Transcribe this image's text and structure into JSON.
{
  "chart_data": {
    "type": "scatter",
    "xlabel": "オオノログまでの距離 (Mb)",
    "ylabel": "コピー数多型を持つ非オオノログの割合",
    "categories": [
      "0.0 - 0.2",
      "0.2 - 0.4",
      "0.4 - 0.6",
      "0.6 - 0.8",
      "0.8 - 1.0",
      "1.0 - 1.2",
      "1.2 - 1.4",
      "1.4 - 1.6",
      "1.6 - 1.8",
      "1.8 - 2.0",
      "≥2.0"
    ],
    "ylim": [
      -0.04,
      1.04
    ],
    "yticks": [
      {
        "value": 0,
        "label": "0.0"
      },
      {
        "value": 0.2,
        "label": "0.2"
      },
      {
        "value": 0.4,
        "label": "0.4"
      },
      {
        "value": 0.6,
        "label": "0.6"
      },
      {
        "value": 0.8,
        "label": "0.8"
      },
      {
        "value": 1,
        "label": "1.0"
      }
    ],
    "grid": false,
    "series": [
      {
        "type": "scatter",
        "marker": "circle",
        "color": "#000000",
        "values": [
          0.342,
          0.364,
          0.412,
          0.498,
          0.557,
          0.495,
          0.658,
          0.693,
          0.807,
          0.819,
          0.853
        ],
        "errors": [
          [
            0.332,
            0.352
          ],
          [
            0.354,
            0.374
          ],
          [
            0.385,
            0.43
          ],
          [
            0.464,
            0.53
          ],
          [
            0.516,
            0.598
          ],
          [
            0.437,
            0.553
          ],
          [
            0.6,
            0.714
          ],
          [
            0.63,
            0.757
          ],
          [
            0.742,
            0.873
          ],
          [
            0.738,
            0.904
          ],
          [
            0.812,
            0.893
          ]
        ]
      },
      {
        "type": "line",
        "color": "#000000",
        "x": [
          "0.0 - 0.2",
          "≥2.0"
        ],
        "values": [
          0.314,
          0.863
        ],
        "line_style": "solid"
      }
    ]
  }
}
★ ★ ★ ★
• [TASK DIRECTIONS]:
All lines above with "type" in them should be returned.

• [EXPECTED ANSWER]:
    "type": "scatter",
        "type": "scatter",
        "type": "line",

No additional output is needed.